▶ _REQUIREMENTS_: In the data, extract each line that holds the string "厚不锈钢磨砂板".

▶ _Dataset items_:
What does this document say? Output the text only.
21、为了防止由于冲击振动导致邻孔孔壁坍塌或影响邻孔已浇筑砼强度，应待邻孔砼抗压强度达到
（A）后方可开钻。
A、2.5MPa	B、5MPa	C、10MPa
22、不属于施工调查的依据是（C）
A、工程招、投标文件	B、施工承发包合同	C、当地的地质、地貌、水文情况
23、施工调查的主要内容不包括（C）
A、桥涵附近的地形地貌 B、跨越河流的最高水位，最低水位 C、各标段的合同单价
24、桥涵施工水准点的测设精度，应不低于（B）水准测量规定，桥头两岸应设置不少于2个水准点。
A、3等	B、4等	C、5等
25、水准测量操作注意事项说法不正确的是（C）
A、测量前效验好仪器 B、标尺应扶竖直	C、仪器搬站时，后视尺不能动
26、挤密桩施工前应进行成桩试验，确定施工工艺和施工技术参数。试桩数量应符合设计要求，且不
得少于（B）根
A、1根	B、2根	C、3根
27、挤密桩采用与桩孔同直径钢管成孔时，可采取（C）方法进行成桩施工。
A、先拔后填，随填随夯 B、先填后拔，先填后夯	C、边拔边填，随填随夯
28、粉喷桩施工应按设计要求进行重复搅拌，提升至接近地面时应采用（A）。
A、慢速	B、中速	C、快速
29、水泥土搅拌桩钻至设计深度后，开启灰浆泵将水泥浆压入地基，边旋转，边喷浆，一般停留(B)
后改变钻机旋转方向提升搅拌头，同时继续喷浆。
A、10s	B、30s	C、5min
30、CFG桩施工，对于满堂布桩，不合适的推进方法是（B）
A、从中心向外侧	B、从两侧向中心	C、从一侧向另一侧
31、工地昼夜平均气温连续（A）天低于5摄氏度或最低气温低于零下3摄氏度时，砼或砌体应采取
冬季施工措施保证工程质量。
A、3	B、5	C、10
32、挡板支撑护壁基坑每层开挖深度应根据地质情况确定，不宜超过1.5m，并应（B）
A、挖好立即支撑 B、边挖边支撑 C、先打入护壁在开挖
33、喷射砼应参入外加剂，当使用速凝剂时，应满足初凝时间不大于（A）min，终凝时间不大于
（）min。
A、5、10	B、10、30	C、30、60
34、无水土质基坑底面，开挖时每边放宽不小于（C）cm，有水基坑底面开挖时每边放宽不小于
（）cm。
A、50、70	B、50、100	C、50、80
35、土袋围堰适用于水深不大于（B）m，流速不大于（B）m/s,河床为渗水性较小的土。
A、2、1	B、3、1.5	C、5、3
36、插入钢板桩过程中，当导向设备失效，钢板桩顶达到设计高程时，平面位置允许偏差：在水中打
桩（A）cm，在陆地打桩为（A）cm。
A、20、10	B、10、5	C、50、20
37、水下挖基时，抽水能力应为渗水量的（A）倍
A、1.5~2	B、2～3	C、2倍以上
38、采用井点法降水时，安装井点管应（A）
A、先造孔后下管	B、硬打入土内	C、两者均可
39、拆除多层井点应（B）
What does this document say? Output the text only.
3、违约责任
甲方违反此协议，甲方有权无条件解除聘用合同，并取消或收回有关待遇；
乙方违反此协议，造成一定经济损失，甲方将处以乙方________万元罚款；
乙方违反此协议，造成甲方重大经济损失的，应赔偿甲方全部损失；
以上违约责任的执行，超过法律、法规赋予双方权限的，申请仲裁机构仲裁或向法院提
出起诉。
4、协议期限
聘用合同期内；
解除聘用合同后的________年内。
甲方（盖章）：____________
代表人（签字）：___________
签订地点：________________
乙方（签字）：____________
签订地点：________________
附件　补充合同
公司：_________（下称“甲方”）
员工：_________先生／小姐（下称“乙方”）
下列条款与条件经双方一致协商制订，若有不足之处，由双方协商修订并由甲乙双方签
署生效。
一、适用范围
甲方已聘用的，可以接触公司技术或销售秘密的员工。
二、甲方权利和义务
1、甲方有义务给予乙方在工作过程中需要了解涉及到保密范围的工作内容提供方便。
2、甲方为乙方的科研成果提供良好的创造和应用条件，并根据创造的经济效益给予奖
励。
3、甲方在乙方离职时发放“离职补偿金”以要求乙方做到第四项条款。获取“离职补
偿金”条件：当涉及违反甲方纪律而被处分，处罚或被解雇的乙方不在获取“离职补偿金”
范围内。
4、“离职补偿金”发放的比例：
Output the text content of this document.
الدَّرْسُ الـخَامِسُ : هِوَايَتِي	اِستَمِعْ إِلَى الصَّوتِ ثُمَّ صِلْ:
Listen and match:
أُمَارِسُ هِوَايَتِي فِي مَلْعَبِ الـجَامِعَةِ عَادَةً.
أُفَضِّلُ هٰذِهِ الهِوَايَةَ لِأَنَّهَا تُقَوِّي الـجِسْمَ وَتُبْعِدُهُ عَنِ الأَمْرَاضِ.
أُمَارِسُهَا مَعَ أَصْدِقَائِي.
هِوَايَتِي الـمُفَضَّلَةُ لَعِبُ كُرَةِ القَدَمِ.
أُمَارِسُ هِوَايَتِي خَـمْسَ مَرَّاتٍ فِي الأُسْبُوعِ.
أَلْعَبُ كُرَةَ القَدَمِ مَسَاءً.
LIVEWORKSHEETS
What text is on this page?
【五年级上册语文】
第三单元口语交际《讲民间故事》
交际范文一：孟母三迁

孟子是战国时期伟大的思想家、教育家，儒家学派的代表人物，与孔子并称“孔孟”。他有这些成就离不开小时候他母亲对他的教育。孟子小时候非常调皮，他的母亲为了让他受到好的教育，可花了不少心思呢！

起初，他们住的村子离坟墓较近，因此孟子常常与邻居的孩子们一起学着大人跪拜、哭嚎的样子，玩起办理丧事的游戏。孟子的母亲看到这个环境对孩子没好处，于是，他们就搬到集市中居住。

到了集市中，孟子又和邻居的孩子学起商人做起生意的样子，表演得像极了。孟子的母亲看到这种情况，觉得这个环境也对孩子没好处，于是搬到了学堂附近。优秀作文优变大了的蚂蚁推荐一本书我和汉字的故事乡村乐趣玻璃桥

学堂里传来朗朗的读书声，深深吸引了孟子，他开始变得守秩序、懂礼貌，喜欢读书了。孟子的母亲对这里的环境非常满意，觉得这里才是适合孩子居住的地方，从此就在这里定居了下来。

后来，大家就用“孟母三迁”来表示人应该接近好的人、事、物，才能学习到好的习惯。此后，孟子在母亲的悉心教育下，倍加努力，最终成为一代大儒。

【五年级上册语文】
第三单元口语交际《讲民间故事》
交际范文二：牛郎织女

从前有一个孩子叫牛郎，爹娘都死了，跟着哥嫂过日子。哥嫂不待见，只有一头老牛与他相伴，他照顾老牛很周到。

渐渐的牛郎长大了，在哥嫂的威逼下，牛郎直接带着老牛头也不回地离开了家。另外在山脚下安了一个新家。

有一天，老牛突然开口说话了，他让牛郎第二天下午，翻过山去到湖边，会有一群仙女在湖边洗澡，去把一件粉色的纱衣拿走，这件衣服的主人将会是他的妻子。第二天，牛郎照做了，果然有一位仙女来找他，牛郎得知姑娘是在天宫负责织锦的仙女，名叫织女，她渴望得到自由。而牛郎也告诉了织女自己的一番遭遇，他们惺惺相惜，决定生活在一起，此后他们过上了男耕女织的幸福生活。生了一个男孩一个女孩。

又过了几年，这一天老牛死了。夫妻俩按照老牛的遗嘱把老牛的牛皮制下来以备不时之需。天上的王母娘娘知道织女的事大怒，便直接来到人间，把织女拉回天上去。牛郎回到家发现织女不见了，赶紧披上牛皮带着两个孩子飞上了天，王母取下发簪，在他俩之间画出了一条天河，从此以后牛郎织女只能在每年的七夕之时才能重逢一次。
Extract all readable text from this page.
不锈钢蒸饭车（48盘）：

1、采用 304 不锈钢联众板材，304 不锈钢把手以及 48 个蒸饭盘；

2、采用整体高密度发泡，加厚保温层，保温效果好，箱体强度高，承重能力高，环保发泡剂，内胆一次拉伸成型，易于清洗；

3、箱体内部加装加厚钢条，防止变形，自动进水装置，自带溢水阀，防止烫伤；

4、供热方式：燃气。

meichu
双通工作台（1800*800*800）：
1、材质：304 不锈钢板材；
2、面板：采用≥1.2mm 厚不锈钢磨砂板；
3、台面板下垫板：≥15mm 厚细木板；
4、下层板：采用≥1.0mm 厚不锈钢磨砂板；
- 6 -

▶ _ANSWER FOR THE TASK_:
2、面板：采用≥1.2mm 厚不锈钢磨砂板；
4、下层板：采用≥1.0mm 厚不锈钢磨砂板；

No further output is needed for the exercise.